State only the number of lines that include "changes".

[Entries taken from a collection]

- - -

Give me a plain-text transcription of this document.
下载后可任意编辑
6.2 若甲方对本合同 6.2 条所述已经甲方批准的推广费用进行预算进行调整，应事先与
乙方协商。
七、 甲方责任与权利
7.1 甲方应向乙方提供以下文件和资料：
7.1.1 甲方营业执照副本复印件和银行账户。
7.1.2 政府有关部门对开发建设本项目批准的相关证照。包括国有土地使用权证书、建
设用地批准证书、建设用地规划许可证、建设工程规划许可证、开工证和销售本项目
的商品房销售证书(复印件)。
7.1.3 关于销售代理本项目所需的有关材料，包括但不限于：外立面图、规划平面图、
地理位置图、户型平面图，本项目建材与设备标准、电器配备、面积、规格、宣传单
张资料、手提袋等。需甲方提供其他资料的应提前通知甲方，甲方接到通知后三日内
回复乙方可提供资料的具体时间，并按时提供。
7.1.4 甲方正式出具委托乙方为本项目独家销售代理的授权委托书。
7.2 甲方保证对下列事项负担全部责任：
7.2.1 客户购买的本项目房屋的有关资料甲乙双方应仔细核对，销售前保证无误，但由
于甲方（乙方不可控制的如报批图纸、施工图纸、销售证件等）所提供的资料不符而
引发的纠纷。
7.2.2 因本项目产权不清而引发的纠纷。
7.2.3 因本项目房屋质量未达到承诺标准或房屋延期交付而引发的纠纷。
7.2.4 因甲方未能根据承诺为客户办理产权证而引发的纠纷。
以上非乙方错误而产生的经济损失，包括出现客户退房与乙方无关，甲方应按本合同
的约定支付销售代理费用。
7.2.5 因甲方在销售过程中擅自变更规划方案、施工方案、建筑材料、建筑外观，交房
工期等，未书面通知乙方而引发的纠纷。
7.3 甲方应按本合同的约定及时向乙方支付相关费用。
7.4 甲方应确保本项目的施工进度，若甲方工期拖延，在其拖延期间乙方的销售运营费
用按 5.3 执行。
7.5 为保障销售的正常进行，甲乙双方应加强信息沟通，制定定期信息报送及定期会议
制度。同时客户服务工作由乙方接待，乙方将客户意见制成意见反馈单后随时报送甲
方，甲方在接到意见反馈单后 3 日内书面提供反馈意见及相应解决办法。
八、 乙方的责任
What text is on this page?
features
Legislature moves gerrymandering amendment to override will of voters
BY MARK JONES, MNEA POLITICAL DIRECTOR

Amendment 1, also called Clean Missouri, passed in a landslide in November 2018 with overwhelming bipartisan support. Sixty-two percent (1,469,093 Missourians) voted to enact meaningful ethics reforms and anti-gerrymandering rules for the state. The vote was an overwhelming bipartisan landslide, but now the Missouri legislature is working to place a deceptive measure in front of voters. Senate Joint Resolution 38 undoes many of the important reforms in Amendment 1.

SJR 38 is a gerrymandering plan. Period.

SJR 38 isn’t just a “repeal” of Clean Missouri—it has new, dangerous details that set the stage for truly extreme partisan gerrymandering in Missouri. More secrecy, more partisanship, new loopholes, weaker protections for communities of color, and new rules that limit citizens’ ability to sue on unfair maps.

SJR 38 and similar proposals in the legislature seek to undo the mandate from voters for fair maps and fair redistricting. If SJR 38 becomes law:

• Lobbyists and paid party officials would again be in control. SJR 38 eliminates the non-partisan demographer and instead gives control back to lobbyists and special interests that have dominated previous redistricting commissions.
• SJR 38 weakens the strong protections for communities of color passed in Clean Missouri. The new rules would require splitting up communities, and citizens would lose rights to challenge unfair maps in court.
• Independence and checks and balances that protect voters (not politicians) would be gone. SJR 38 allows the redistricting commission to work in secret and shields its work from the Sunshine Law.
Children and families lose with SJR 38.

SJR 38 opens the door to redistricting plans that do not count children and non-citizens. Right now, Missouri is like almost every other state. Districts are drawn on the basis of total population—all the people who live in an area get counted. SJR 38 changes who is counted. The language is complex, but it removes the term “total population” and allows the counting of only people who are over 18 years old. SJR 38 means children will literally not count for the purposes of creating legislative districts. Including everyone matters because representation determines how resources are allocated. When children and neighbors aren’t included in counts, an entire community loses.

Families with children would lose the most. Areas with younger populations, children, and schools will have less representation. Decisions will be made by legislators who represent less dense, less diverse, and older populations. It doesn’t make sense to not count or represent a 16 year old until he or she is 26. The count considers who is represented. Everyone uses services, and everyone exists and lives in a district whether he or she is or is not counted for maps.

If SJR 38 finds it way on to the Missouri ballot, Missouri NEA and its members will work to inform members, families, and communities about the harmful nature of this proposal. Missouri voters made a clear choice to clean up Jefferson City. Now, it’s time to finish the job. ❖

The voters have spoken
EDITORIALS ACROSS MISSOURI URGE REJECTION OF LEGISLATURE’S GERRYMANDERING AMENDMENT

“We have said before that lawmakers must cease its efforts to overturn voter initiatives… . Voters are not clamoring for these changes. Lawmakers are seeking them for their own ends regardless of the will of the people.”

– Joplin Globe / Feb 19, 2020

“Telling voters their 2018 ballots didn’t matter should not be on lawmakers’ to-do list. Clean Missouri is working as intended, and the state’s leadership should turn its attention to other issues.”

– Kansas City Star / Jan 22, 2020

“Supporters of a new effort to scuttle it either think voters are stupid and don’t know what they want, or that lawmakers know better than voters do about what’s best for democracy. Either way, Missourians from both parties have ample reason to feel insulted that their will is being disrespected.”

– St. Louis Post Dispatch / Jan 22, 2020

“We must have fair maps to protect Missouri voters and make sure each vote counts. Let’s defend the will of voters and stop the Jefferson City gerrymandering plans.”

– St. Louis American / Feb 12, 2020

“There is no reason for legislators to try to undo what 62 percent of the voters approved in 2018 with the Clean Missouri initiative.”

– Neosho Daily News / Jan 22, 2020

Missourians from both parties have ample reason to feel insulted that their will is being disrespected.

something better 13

- - -

## Solution to the exercise
2